● **GIVEN PROBLEM**:
Find each line with the string "сигнализации" and copy it.

● **LISTED ENTRIES**:

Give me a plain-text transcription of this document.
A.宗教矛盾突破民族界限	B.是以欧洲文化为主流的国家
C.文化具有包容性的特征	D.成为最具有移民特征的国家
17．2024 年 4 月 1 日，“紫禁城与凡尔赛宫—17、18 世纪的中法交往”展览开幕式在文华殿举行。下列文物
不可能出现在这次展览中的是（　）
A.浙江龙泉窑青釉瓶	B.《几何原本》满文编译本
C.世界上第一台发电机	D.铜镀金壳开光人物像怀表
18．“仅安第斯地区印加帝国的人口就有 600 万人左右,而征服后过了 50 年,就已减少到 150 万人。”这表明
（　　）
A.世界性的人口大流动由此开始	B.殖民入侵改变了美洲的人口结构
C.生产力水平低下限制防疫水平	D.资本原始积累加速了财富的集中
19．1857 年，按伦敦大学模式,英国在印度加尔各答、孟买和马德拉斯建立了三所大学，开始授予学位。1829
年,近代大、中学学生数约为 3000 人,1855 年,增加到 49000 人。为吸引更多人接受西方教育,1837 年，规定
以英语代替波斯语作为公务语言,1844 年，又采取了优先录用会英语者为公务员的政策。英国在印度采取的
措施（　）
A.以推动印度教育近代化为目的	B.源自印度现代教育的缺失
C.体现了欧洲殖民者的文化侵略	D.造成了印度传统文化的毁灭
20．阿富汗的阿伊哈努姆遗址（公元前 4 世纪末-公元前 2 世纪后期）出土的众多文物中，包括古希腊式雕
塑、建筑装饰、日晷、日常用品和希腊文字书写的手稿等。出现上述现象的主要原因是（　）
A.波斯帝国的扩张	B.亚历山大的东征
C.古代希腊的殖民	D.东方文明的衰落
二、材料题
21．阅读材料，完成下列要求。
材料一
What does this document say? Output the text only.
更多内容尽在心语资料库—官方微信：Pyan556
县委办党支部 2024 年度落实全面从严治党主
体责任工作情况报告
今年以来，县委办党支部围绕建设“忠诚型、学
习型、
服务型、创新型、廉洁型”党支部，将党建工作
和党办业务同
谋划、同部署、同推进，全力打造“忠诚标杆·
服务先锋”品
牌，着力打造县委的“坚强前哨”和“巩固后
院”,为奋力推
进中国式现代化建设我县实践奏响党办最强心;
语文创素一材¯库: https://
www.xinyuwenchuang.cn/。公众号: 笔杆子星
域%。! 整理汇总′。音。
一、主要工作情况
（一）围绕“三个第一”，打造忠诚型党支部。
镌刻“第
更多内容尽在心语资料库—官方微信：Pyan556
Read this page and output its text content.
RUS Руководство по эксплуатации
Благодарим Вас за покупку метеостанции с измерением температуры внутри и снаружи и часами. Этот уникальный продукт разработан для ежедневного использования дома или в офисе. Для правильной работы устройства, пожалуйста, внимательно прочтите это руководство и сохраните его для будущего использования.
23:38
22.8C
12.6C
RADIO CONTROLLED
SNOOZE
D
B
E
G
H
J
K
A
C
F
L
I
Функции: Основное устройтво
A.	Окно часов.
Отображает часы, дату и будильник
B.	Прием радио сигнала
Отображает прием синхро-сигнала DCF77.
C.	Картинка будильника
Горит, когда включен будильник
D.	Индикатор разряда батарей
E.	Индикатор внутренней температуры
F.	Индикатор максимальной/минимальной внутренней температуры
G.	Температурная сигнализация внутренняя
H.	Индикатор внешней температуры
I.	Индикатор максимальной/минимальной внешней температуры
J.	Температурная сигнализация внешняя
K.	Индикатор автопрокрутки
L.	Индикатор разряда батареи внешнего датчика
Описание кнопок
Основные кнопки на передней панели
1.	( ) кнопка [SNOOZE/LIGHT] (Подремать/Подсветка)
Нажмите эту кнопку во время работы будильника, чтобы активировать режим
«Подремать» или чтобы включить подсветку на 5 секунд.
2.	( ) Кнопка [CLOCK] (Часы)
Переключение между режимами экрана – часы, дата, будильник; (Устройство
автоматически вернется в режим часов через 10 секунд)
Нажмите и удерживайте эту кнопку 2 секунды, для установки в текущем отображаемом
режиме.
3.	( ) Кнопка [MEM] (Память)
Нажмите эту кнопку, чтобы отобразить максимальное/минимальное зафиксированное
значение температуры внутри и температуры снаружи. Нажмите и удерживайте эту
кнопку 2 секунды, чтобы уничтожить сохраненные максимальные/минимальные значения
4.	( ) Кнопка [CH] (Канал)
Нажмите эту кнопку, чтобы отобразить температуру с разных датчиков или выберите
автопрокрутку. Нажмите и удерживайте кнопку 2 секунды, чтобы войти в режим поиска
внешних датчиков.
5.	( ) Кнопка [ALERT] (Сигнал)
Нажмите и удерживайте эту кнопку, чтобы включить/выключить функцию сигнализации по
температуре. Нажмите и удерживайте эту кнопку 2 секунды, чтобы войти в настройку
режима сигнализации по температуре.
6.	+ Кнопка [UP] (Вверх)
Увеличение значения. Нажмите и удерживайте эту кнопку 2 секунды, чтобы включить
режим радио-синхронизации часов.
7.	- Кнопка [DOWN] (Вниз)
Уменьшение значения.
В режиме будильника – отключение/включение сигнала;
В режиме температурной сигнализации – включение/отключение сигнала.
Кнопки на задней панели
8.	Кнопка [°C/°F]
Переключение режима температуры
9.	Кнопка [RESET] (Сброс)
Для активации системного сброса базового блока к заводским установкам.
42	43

● **ANSWER IN FULL**:
Нажмите и удерживайте эту кнопку, чтобы включить/выключить функцию сигнализации по
режима сигнализации по температуре.
В режиме температурной сигнализации – включение/отключение сигнала.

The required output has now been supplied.